Your objective
Gather each line of the entries below that includes "Type".

# # # # # # #

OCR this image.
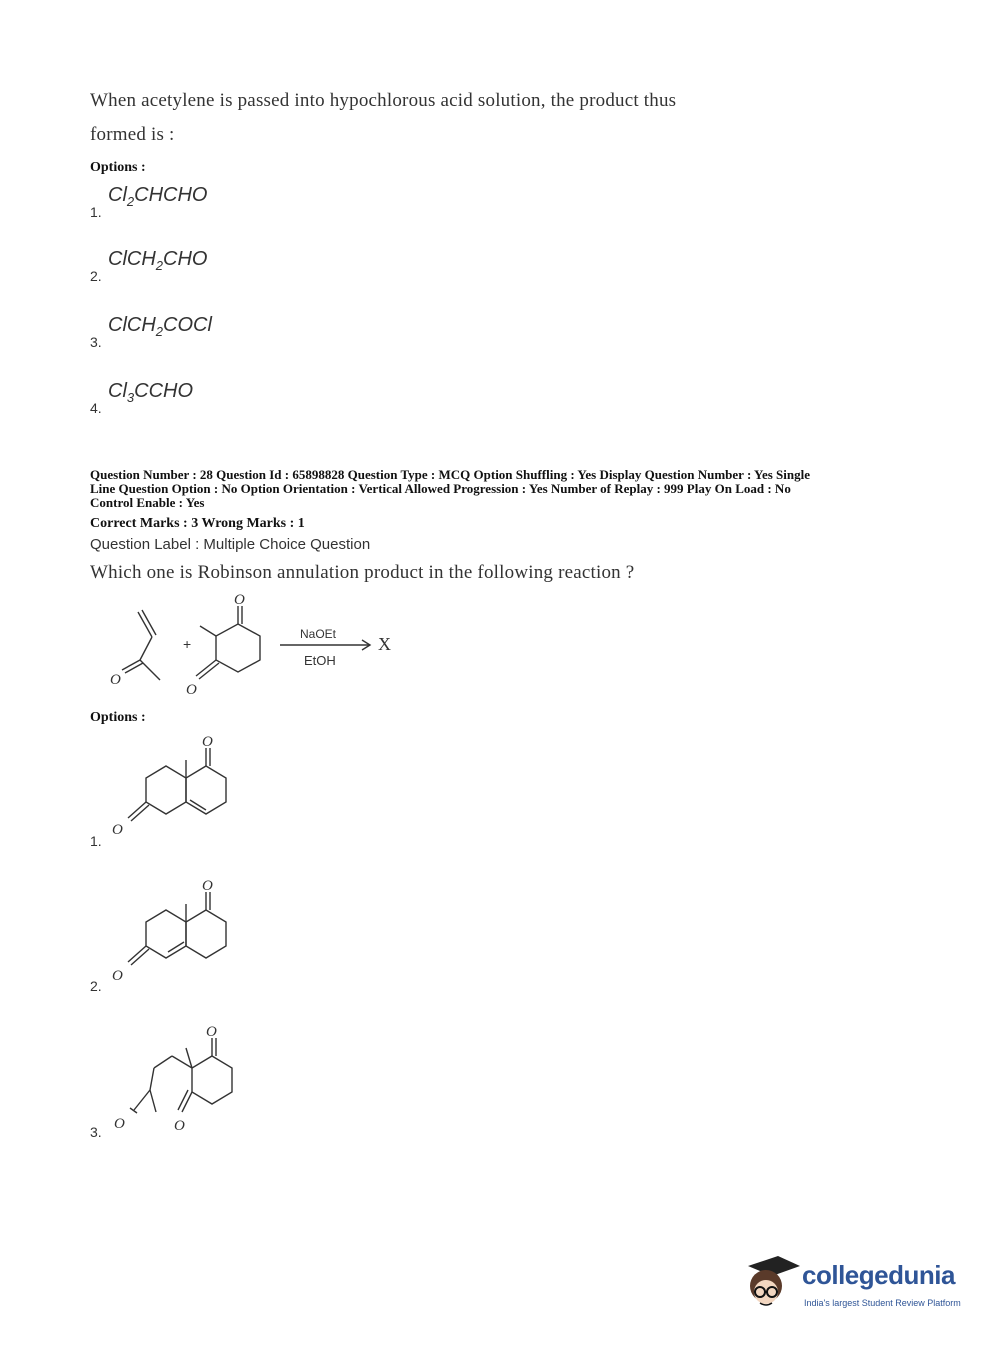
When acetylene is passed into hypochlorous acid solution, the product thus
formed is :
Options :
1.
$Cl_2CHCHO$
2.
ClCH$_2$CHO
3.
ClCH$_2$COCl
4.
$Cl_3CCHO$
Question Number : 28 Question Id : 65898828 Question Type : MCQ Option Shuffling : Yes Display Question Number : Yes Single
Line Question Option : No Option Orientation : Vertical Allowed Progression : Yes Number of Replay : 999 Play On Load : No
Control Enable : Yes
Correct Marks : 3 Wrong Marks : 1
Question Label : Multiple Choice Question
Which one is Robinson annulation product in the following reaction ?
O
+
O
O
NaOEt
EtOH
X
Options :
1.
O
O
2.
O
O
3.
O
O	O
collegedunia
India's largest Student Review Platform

# # # # # # #

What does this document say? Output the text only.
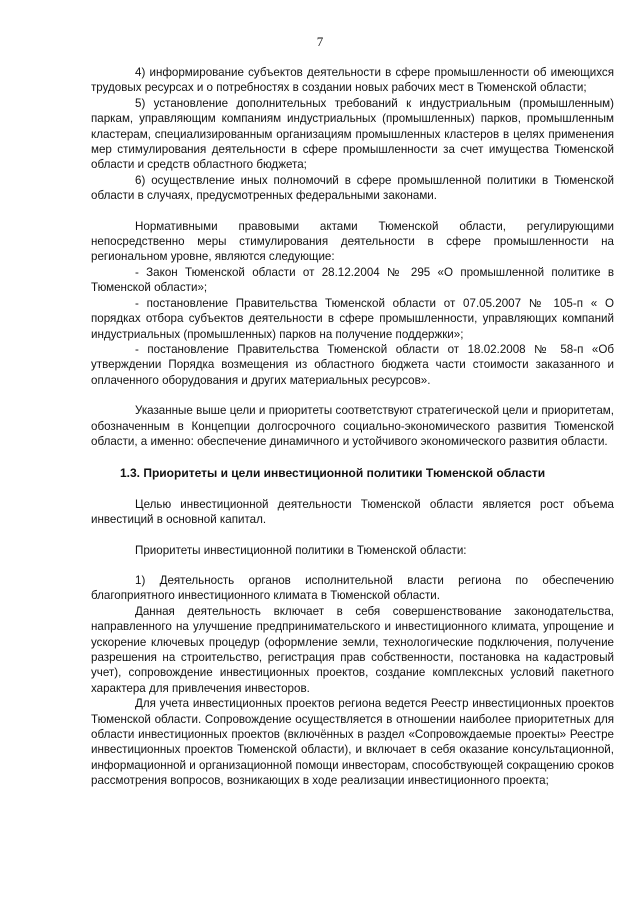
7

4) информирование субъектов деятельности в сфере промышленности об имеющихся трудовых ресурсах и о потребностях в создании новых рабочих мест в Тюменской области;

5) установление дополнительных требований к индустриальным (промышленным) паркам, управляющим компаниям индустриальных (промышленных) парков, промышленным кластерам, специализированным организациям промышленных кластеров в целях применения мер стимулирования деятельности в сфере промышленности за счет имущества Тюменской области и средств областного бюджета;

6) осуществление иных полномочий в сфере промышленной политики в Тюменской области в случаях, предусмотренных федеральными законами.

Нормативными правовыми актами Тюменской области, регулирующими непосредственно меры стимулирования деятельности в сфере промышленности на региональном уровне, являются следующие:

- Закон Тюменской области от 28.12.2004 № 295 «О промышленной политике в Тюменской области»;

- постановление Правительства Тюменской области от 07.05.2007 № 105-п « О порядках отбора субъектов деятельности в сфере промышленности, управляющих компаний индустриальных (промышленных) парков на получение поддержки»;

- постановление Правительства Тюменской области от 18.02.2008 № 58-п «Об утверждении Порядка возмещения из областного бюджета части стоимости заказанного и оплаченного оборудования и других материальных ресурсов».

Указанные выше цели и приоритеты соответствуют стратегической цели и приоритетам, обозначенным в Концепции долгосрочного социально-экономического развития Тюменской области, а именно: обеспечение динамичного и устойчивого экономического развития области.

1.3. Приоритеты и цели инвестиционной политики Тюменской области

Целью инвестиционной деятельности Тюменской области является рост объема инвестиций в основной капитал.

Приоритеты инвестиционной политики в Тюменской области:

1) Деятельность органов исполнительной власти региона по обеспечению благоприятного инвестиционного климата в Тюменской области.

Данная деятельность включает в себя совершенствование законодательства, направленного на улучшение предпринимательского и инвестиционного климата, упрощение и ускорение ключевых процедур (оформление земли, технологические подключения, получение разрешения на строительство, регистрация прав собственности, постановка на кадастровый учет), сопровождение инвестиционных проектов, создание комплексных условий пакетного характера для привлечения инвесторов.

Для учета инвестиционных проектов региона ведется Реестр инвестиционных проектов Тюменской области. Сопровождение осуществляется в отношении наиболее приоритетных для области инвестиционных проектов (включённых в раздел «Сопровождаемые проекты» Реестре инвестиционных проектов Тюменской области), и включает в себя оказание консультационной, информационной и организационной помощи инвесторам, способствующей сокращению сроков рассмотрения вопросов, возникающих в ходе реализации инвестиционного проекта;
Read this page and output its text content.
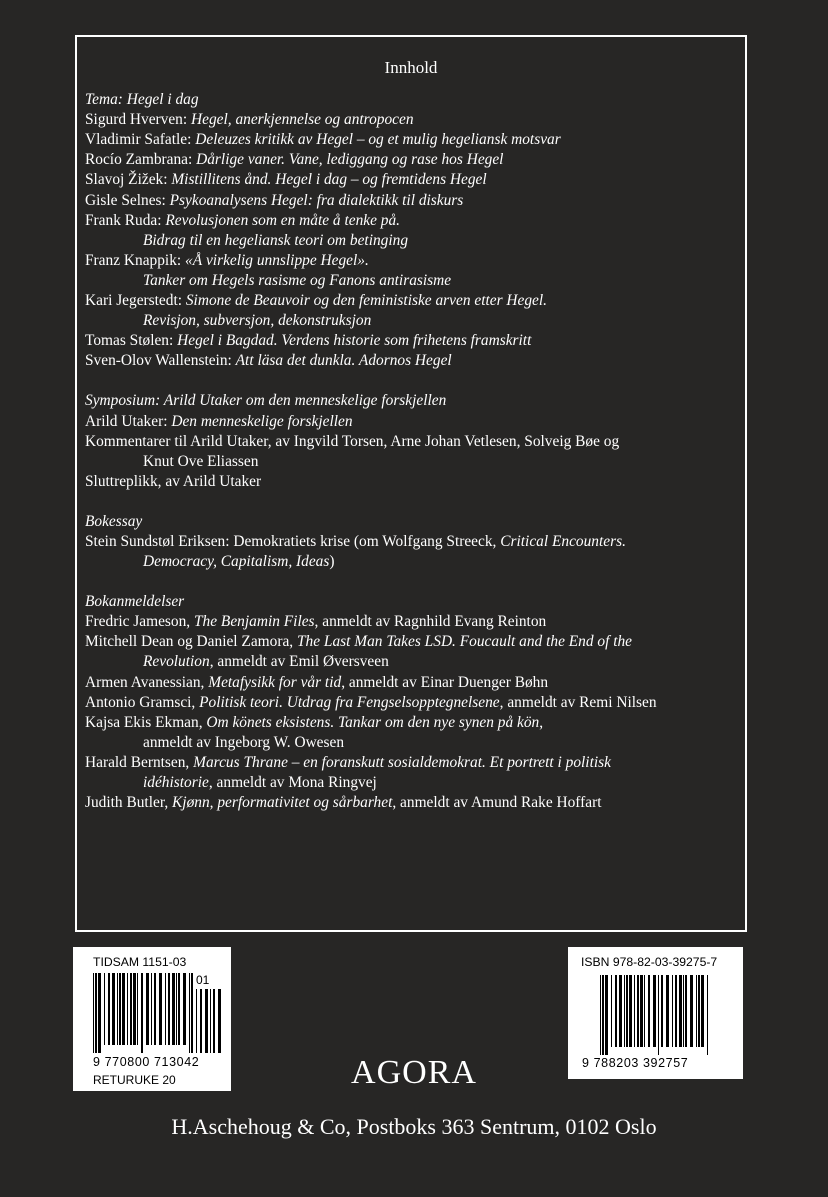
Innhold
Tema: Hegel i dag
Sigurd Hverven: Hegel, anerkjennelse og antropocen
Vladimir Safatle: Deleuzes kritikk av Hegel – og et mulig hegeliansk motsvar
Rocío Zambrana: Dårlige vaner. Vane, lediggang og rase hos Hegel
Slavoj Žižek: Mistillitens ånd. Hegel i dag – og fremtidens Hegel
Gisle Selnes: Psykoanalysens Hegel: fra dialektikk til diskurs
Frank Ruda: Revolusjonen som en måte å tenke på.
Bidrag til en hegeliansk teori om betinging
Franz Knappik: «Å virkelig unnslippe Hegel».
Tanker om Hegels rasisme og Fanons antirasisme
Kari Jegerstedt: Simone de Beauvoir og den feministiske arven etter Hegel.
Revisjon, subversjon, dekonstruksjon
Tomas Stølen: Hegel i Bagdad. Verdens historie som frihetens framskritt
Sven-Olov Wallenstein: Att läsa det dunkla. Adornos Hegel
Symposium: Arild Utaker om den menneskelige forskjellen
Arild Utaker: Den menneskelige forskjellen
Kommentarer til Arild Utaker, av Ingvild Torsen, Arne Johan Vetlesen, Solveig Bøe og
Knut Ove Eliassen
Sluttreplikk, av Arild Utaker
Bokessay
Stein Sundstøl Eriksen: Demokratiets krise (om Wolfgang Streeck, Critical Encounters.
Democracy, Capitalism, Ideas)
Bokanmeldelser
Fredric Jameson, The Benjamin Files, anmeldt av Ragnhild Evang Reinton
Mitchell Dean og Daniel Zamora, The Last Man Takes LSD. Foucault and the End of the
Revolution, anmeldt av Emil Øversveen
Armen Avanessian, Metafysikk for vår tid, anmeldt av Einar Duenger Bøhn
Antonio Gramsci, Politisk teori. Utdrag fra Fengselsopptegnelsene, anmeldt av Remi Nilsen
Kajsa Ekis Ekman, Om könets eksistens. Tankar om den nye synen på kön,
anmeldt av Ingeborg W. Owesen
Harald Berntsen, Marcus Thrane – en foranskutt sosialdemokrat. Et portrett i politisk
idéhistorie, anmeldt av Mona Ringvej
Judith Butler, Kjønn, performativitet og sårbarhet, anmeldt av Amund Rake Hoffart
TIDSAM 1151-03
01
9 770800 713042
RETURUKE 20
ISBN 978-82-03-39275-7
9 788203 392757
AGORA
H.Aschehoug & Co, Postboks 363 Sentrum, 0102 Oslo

# # # # # # #

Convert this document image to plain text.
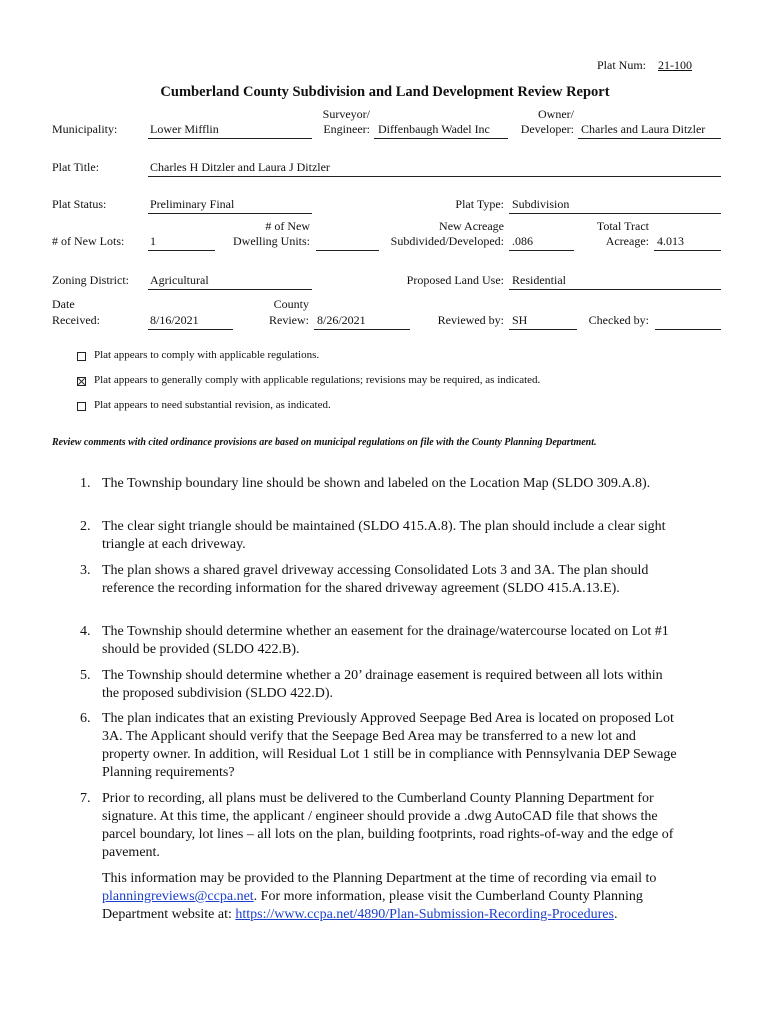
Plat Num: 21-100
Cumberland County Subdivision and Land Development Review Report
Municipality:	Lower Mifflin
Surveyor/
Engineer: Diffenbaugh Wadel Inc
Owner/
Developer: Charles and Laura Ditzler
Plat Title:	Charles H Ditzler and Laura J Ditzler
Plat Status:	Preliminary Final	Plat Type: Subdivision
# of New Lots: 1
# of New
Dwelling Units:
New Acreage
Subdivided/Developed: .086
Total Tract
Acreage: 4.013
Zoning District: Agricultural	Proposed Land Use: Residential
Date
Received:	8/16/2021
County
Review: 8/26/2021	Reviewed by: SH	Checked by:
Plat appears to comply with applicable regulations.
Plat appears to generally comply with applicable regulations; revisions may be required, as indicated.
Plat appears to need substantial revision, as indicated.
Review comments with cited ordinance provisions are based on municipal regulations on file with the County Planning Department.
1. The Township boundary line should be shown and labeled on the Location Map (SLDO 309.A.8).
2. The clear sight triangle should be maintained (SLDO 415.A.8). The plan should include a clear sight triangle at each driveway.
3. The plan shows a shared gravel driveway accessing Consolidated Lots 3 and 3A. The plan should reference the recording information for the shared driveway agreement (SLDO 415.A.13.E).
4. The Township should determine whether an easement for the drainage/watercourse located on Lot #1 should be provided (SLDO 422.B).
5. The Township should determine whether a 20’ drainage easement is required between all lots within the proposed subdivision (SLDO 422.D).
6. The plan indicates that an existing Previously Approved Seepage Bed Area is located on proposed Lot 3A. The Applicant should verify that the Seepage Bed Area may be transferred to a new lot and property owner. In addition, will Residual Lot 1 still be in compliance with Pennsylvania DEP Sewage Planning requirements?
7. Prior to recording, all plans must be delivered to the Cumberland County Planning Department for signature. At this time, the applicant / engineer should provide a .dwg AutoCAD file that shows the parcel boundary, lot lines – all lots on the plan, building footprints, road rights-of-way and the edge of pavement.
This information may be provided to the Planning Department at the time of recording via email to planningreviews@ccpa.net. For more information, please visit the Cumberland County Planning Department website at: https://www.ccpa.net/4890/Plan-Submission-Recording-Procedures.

# # # # # # #

Task output
Question Number : 28 Question Id : 65898828 Question Type : MCQ Option Shuffling : Yes Display Question Number : Yes Single
Plat Status:	Preliminary Final	Plat Type: Subdivision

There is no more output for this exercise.